◆ Challenge
Count the lines below that contain the word "SOLID", and reply with only that number.

◆ Input material
— begin —

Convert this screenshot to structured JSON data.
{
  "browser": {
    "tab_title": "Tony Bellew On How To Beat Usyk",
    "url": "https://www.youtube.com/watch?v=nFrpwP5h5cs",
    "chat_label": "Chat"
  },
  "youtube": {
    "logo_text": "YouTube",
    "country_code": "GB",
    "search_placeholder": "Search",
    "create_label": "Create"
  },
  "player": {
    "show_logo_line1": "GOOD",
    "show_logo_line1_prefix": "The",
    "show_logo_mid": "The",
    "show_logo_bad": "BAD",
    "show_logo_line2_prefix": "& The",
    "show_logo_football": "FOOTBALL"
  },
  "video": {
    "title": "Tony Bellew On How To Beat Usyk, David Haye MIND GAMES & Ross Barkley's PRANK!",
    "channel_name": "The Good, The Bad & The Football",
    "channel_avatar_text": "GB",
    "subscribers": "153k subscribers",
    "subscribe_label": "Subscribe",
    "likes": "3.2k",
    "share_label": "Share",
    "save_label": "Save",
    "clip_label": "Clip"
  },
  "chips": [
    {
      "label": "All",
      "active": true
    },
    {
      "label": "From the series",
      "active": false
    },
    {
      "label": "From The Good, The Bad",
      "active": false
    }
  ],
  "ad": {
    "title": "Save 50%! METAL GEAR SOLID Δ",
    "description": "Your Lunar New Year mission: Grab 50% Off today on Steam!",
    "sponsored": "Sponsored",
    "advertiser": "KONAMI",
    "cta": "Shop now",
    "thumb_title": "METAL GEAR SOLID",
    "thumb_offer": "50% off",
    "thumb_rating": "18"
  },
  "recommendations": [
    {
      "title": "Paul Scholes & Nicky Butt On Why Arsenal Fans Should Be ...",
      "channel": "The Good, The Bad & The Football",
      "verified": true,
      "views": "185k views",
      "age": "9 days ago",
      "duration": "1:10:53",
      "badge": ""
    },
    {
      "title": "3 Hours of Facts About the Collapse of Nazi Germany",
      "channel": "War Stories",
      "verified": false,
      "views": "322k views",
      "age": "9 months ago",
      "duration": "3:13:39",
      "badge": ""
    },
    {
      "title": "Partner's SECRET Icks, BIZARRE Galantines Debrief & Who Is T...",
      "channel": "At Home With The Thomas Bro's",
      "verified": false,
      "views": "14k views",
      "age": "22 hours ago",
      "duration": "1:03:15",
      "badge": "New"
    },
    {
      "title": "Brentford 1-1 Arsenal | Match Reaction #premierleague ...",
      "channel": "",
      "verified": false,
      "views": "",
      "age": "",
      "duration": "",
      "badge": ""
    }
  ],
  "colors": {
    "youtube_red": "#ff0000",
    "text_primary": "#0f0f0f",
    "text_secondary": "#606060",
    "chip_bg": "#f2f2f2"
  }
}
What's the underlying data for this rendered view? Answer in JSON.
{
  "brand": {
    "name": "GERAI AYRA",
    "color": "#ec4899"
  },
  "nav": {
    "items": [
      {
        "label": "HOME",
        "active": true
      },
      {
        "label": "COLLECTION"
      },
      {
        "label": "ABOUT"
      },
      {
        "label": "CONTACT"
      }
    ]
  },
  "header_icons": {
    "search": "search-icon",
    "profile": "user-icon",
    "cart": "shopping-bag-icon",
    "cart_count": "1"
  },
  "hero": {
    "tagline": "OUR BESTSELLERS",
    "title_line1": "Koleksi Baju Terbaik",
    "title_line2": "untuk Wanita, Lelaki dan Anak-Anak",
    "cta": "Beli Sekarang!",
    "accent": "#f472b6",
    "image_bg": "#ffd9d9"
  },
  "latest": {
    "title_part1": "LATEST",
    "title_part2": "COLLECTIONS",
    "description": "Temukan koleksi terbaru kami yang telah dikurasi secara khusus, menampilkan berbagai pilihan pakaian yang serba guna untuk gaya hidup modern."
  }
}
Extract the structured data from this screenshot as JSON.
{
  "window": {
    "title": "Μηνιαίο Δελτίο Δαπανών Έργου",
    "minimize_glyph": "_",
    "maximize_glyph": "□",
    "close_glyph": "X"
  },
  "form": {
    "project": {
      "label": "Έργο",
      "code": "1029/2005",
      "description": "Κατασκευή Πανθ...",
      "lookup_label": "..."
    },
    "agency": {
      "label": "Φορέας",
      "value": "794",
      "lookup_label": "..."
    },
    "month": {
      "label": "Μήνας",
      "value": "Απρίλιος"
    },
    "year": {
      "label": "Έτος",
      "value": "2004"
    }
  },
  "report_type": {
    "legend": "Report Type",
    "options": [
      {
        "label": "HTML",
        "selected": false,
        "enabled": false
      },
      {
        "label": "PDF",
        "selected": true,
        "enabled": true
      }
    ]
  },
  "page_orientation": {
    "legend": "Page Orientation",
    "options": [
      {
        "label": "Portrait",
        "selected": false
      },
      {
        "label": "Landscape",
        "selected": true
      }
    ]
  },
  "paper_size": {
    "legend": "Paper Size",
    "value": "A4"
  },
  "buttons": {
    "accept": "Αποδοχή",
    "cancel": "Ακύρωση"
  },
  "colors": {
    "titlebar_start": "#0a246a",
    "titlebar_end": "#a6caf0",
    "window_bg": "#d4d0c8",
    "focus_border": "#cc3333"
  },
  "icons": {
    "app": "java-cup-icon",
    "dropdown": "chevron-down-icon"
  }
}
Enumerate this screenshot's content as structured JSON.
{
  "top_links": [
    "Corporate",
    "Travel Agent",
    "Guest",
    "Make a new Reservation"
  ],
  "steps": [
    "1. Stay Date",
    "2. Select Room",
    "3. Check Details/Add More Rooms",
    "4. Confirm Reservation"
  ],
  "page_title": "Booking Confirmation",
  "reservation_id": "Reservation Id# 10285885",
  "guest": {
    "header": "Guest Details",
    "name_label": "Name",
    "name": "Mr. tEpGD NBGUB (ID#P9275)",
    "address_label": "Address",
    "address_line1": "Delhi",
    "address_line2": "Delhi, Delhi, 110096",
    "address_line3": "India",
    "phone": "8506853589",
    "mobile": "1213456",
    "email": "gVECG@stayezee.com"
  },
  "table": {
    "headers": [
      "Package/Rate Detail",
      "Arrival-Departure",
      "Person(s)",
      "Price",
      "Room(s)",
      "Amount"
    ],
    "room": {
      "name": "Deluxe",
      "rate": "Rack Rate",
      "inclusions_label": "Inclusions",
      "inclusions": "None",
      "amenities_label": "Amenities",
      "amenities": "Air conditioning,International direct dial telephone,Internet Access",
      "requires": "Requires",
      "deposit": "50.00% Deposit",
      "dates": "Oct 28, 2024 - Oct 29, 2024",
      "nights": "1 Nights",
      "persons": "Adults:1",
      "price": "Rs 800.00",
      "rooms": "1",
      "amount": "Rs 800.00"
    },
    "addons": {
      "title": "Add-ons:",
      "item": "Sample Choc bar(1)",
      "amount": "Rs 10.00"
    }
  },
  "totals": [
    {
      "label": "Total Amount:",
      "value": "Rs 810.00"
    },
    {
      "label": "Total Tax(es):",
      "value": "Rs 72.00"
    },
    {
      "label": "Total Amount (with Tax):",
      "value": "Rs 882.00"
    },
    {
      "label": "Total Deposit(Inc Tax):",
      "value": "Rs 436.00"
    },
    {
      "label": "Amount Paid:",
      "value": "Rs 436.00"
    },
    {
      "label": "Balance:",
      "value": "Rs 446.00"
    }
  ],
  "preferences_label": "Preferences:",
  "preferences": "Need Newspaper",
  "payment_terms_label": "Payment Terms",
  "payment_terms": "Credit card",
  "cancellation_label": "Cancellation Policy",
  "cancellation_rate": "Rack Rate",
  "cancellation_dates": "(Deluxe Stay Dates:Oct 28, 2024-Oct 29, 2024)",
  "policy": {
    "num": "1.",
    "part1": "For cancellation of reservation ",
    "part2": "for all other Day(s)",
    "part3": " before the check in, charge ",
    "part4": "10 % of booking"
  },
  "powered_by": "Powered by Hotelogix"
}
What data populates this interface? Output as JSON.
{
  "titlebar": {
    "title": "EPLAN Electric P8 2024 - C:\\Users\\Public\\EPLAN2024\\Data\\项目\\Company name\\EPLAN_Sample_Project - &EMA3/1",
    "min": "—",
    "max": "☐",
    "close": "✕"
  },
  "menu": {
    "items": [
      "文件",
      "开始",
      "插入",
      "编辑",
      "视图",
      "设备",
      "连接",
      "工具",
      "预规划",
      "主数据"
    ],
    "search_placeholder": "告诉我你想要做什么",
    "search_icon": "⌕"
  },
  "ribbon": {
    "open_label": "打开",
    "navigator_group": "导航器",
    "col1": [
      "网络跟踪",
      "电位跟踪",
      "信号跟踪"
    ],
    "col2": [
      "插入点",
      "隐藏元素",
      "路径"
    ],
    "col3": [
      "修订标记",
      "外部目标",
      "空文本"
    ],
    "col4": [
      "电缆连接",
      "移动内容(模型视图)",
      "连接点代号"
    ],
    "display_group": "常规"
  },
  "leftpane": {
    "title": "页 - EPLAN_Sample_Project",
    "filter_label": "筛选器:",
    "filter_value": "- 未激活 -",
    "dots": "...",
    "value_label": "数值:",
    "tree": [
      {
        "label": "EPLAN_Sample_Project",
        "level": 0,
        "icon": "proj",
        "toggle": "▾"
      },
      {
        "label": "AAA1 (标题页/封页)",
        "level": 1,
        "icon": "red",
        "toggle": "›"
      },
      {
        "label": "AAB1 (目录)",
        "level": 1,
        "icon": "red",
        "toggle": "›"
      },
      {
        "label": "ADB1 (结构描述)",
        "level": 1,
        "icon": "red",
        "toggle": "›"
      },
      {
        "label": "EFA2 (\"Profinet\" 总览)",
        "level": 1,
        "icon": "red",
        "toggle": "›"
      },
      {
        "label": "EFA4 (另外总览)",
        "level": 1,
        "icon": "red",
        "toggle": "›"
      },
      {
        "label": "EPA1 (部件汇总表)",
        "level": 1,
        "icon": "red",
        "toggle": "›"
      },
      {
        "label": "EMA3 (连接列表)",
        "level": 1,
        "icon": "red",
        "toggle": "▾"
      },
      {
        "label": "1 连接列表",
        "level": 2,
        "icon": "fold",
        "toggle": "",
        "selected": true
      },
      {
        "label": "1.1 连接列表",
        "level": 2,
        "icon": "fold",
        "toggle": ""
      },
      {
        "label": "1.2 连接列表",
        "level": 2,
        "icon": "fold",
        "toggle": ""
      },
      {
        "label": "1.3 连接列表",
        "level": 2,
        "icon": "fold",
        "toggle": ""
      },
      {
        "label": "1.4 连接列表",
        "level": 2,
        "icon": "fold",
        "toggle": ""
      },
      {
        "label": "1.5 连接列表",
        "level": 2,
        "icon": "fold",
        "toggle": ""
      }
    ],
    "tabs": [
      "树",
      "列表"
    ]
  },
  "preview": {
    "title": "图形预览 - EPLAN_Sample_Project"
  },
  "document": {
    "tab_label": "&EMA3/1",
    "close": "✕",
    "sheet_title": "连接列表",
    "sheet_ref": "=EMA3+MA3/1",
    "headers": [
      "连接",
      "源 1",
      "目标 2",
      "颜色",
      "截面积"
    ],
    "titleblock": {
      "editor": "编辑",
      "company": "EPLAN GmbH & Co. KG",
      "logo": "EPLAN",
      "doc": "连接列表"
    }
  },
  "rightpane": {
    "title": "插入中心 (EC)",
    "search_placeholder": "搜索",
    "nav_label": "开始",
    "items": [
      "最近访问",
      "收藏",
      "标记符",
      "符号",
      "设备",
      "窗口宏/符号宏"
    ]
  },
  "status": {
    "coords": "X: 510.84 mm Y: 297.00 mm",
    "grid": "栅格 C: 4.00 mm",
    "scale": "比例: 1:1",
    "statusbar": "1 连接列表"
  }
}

— end —

◆ Exercise output
2